> _EXERCISE TASK_
Every line that holds the string "clipboard" is to be identified and copied.

— Start RECORDS TO PROCESS —

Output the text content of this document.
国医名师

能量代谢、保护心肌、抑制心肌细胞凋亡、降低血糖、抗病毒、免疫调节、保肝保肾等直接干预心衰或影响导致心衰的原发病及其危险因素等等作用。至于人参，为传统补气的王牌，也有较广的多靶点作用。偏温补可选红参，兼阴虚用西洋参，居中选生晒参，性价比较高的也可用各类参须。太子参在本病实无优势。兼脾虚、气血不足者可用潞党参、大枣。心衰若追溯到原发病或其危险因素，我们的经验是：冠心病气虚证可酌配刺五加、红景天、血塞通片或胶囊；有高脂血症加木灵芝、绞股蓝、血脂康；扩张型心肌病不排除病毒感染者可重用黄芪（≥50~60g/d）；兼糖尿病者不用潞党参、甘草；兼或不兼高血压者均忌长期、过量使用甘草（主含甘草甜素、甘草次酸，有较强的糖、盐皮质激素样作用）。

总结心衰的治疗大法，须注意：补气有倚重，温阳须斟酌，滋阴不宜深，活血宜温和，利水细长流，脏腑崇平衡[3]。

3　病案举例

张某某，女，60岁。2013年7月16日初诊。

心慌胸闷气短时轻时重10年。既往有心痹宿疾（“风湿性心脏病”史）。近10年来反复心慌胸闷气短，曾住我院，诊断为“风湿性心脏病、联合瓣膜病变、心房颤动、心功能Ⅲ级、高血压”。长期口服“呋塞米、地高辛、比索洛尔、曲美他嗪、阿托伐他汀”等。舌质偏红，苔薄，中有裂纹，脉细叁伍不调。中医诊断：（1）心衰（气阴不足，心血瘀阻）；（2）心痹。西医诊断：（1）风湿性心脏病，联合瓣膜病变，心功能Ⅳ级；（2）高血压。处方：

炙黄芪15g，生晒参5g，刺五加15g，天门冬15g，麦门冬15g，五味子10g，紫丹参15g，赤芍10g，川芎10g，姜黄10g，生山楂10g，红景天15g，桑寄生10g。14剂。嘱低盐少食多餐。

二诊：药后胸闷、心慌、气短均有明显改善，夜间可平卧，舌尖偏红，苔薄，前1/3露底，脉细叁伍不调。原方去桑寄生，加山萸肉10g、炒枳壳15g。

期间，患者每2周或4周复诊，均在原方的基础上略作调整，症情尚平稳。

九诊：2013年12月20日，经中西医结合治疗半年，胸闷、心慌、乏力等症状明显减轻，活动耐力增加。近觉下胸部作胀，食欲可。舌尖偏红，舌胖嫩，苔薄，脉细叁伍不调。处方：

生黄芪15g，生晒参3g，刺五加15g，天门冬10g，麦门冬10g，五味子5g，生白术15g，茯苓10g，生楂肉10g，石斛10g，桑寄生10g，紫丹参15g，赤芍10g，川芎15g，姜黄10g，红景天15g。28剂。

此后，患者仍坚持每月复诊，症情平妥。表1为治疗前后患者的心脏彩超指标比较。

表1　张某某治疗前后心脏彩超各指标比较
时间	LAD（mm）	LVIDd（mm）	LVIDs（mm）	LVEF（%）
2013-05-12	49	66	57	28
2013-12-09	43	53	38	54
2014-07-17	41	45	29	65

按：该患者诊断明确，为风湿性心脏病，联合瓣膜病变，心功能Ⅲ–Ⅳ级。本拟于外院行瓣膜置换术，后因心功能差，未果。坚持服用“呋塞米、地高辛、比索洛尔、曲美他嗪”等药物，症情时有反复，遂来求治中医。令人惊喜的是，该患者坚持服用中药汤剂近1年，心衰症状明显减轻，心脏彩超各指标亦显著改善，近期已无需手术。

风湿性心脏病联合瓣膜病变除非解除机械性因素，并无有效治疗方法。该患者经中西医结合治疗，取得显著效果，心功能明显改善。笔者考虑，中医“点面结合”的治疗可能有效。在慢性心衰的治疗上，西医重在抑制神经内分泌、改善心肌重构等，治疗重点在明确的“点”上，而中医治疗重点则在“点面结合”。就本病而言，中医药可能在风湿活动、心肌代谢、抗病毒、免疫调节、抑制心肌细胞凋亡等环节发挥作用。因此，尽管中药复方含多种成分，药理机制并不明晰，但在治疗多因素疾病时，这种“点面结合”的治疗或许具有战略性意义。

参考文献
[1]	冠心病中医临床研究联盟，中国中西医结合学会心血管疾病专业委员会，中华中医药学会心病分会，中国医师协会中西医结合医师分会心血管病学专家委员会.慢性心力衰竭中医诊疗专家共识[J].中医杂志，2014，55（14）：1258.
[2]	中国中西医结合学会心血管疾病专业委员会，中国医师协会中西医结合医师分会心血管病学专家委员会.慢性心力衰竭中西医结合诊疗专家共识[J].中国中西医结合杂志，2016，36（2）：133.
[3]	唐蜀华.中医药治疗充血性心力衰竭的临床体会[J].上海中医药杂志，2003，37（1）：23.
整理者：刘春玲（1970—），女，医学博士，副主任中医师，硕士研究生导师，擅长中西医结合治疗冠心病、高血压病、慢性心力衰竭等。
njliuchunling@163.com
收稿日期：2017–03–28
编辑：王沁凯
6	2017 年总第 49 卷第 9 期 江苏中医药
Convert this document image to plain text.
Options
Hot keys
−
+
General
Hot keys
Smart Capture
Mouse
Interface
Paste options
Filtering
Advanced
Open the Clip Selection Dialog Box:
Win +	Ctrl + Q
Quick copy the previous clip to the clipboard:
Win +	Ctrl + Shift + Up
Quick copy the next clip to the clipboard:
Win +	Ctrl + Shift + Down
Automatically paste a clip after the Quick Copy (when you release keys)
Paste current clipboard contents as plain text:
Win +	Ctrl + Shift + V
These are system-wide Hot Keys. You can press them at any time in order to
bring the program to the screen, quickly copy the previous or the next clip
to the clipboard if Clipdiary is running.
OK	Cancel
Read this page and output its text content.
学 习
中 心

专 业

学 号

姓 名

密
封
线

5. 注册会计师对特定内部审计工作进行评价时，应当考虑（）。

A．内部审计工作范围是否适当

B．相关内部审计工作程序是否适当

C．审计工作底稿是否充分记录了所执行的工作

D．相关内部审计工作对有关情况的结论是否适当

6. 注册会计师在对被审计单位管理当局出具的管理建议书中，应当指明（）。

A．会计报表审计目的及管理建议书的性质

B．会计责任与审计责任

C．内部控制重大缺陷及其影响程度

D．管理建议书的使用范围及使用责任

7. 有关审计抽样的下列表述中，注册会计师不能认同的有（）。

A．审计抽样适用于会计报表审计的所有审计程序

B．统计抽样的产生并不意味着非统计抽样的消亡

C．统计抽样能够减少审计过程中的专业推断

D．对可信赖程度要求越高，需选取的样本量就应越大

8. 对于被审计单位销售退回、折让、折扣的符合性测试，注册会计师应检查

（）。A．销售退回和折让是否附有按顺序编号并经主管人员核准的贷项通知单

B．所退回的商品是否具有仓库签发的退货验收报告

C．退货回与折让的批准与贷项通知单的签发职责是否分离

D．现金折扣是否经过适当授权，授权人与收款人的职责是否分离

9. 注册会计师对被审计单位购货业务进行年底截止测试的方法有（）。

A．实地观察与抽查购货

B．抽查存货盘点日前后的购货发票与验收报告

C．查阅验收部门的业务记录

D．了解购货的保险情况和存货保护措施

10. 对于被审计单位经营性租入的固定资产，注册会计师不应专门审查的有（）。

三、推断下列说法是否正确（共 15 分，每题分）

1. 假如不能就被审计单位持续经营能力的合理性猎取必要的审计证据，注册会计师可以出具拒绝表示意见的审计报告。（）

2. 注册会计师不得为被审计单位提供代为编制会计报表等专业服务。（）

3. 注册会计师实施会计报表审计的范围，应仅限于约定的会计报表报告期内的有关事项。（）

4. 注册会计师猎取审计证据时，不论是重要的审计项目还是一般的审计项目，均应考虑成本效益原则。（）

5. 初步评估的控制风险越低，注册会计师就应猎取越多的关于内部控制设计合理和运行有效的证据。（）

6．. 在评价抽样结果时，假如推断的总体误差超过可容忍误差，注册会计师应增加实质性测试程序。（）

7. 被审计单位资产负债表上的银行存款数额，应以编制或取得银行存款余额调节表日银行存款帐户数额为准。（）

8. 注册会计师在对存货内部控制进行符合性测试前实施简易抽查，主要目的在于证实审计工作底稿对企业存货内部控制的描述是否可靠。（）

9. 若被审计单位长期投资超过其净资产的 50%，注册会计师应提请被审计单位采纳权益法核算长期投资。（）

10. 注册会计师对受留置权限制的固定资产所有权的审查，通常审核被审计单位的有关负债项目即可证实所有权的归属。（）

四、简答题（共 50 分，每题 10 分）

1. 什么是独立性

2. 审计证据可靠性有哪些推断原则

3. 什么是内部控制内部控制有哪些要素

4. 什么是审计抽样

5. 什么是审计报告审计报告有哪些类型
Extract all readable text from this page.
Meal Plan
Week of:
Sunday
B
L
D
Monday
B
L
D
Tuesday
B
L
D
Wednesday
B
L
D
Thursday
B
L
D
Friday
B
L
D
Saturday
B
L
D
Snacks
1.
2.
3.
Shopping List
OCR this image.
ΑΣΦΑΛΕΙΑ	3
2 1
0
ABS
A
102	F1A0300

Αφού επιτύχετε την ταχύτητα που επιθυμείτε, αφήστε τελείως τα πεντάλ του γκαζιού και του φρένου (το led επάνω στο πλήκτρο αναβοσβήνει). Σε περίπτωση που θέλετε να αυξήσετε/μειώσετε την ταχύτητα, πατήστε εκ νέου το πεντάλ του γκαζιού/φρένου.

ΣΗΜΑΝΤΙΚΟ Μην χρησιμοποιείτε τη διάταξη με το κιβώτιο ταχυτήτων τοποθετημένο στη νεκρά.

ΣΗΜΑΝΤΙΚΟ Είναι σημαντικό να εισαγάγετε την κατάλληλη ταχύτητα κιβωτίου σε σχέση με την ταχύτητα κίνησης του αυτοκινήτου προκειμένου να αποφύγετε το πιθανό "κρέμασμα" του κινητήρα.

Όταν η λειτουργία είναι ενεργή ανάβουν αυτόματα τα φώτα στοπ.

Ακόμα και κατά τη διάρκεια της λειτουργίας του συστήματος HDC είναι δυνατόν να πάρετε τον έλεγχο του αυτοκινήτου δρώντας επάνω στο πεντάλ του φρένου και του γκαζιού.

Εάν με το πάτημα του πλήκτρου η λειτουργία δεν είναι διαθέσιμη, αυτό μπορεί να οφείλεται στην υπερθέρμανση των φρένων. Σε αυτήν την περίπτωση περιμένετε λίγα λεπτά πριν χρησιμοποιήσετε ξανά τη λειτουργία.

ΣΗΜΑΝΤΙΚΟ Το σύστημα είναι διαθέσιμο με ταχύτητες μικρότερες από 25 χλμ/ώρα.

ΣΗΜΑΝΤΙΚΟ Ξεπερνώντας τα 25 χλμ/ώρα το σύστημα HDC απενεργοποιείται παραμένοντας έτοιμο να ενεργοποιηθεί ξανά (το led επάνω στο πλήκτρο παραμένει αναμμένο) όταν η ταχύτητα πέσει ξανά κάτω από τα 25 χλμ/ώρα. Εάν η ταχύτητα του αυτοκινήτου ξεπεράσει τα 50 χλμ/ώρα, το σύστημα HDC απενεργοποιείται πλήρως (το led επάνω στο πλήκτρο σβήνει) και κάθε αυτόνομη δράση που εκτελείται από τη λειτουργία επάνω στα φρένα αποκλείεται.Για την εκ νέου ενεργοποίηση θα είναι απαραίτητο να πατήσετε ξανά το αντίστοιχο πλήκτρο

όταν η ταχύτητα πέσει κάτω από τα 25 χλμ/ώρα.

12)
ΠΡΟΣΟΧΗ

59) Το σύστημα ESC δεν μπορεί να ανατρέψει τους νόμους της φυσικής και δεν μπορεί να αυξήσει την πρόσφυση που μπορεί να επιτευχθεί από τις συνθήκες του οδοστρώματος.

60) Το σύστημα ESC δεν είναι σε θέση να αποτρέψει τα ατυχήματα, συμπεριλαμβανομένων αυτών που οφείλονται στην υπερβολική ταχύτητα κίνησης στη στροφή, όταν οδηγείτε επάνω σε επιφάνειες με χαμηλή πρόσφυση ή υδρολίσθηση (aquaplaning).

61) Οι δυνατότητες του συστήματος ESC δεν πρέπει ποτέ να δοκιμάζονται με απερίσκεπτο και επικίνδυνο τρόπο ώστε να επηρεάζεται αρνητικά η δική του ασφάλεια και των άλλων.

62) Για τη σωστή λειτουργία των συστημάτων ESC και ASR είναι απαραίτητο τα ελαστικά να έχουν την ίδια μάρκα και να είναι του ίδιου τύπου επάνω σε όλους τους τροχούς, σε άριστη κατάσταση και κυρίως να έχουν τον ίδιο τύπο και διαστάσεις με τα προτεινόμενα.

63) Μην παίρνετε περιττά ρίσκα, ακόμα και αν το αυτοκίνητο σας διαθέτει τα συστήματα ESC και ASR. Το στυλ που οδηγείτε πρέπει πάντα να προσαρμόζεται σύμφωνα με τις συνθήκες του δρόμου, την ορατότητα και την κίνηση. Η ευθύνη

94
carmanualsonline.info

— End RECORDS TO PROCESS —

> _WORKED ANSWER_
Quick copy the previous clip to the clipboard:
Quick copy the next clip to the clipboard:
Paste current clipboard contents as plain text:
to the clipboard if Clipdiary is running.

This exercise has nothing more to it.